▶ TEXT EXTRACT:

*****

Backman, J., Moran, K., McInroy, D., Brinkhuis, H.K., Clemens, S., Cronin, T., Dickens, G.R., Eynaud, F., Gattacceca, J., Jakobsson, M., Jordan, R.W., Kaminski, M., King, J., Koç, N., Martinez, N.C., Matthiessen, J., Moore, T.C., Onodera, J., O'Regan, M., Pälike, H., Rea, B.R., Rio, D., Sakamoto, T., Smith, D.C., Stein, R., St. John, K.E.K., Suto, I., Suzuki, N., Takahashi, K., Watanabe, M. and Yamamoto, M.
Expedition 302 summary.
Backman, J., Moran, K., McInroy, D.B. and Mayer, L.A. (eds.)
Proceedings of the Integrated Ocean Drilling Program, Vol. 302.
College Station TX, USA,
Integrated Ocean Drilling Program Management International, Inc..
The first scientific drilling expedition to the central Arctic Ocean was completed in September 2004. Integrated Ocean Drilling Program Expedition 302, Arctic Coring Expedition (ACEX), recovered sediment cores to 428 meters below seafloor (mbsf) in water depths of ~1300 m, 250 km from the North Pole.
Expedition 302's destination was the Lomonosov Ridge, hypothesized to be a sliver of continental crust that broke away from the Eurasian plate at ~56 Ma. As the ridge moved northward and subsided, marine sedimentation occurred and continues to the present, resulting in what was anticipated from seismic data to be a continuous paleoceanographic record. The elevation of the ridge above the surrounding abyssal plains (~3 km) ensured that sediments atop the ridge were free of turbidites. The primary scientific objective of Expedition 302 was to continuously recover this sediment record and to sample the underlying sedimentary bedrock by drilling and coring from a stationary drillship.

*****

▶ RAW RECORDS:
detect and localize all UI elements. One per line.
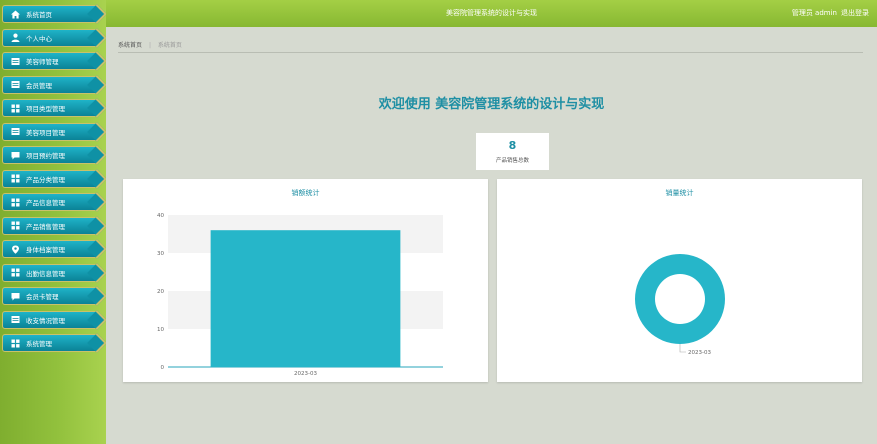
- welcome-heading: 欢迎使用 美容院管理系统的设计与实现: [378, 97, 605, 112]
- sidebar-item-label: 项目类型管理: [26, 105, 65, 113]
- volume-chart-panel: 销量统计 2023-03: [497, 179, 862, 382]
- sidebar-item-label: 产品销售管理: [26, 222, 65, 231]
- stat-value: 8: [508, 139, 517, 152]
- y-tick-label: 40: [157, 213, 164, 219]
- grid-icon: [11, 198, 20, 207]
- volume-donut-chart: 2023-03: [635, 253, 725, 356]
- main-content: 系统首页 | 系统首页 欢迎使用 美容院管理系统的设计与实现 8 产品销售总数 …: [106, 27, 877, 444]
- breadcrumb-home[interactable]: 系统首页: [118, 42, 142, 49]
- sidebar-item-label: 身体档案管理: [26, 246, 65, 254]
- sidebar-item[interactable]: 收支情况管理: [2, 310, 98, 329]
- y-tick-label: 20: [157, 289, 164, 295]
- table-icon: [11, 80, 20, 89]
- breadcrumb-divider: [118, 52, 863, 53]
- sidebar-item-label: 美容师管理: [26, 58, 59, 66]
- grid-icon: [11, 174, 20, 183]
- current-user: 管理员 admin: [791, 9, 837, 17]
- sidebar-item-label: 会员卡管理: [26, 293, 59, 301]
- sales-bar-chart: 0 10 20 30 40 2023-03: [157, 213, 443, 377]
- sidebar-item-label: 美容项目管理: [26, 128, 65, 137]
- sidebar-item[interactable]: 产品销售管理: [2, 216, 98, 235]
- chat-icon: [11, 292, 20, 301]
- home-icon: [11, 10, 20, 19]
- sidebar-item-label: 出勤信息管理: [26, 269, 65, 278]
- table-icon: [11, 57, 20, 66]
- y-tick-label: 10: [157, 327, 164, 333]
- sidebar-item[interactable]: 身体档案管理: [2, 240, 98, 258]
- y-tick-label: 30: [157, 251, 164, 257]
- stat-card: 8 产品销售总数: [476, 133, 549, 170]
- stat-label: 产品销售总数: [495, 158, 529, 164]
- top-header: 美容院管理系统的设计与实现 管理员 admin 退出登录: [106, 0, 877, 27]
- slice-leader-line: [679, 344, 686, 353]
- sidebar-item-label: 系统管理: [26, 340, 52, 348]
- sidebar-item-label: 会员管理: [26, 81, 52, 90]
- sidebar-item[interactable]: 系统首页: [2, 5, 98, 23]
- sidebar: 系统首页个人中心美容师管理会员管理项目类型管理 美容项目管理 项目预约管理 产品分类管…: [0, 0, 106, 444]
- sidebar-item[interactable]: 会员卡管理: [2, 287, 98, 305]
- sidebar-item[interactable]: 出勤信息管理: [2, 263, 98, 282]
- sidebar-item[interactable]: 项目预约管理: [2, 146, 98, 164]
- sidebar-item[interactable]: 产品信息管理: [2, 193, 98, 211]
- breadcrumb-separator: |: [148, 42, 151, 49]
- grid-icon: [11, 268, 20, 277]
- y-tick-label: 0: [161, 365, 165, 371]
- logout-link[interactable]: 退出登录: [841, 8, 869, 18]
- grid-icon: [11, 339, 20, 348]
- sales-chart-panel: 销额统计 0 10 20 30 40 2023-03: [123, 179, 488, 382]
- pin-icon: [11, 245, 20, 254]
- breadcrumb-current: 系统首页: [157, 42, 182, 49]
- app-title: 美容院管理系统的设计与实现: [446, 9, 537, 17]
- user-icon: [11, 33, 20, 42]
- sidebar-item[interactable]: 项目类型管理: [2, 99, 98, 117]
- sidebar-item[interactable]: 系统管理: [2, 334, 98, 352]
- bar: [210, 230, 401, 367]
- sidebar-item-label: 产品信息管理: [26, 199, 65, 207]
- sidebar-item[interactable]: 美容项目管理: [2, 122, 98, 141]
- slice-label: 2023-03: [688, 350, 711, 356]
- sidebar-item[interactable]: 个人中心: [2, 28, 98, 47]
- sidebar-item-label: 个人中心: [26, 34, 52, 43]
- table-icon: [11, 127, 20, 136]
- breadcrumb: 系统首页 | 系统首页: [118, 40, 182, 49]
- sidebar-item-label: 项目预约管理: [26, 152, 65, 160]
- x-tick-label: 2023-03: [294, 371, 317, 377]
- donut-slice: [635, 253, 725, 345]
- table-icon: [11, 315, 20, 324]
- sidebar-item[interactable]: 美容师管理: [2, 52, 98, 70]
- sidebar-item-label: 收支情况管理: [26, 316, 65, 325]
- grid-icon: [11, 221, 20, 230]
- sidebar-item-label: 系统首页: [26, 11, 52, 19]
- sidebar-item[interactable]: 产品分类管理: [2, 169, 98, 188]
- sidebar-item[interactable]: 会员管理: [2, 75, 98, 94]
- grid-icon: [11, 104, 20, 113]
- chat-icon: [11, 151, 20, 160]
- sidebar-item-label: 产品分类管理: [26, 175, 65, 184]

*****

▶ EXERCISES TO COMPLETE:
• 1. Answer these questions from the Expedition 302 summary, one line each:
(a) In what month and year was the first scientific drilling expedition to the central Arctic Ocean completed?
(b) How far from the North Pole were the sediment cores recovered?
(c) Roughly how high does the ridge stand above the surrounding abyssal plains?
• 2. Name every editor listed in the Expedition 302 summary.
• 3. From the Expedition 302 summary, copy out the passage that opens with "Expedition 302's destination" and ends after "a stationary drillship.", swapping "drillship" for "drilling vessel".

▶ RESPONSES IN ORDER:
• 1.
(a) September 2004
(b) 250 km
(c) About 3 km

• 2. Backman, J.; Moran, K.; McInroy, D.B.; Mayer, L.A.

• 3.
Expedition 302's destination was the Lomonosov Ridge, hypothesized to be a sliver of continental crust that broke away from the Eurasian plate at ~56 Ma. As the ridge moved northward and subsided, marine sedimentation occurred and continues to the present, resulting in what was anticipated from seismic data to be a continuous paleoceanographic record. The elevation of the ridge above the surrounding abyssal plains (~3 km) ensured that sediments atop the ridge were free of turbidites. The primary scientific objective of Expedition 302 was to continuously recover this sediment record and to sample the underlying sedimentary bedrock by drilling and coring from a stationary drilling vessel.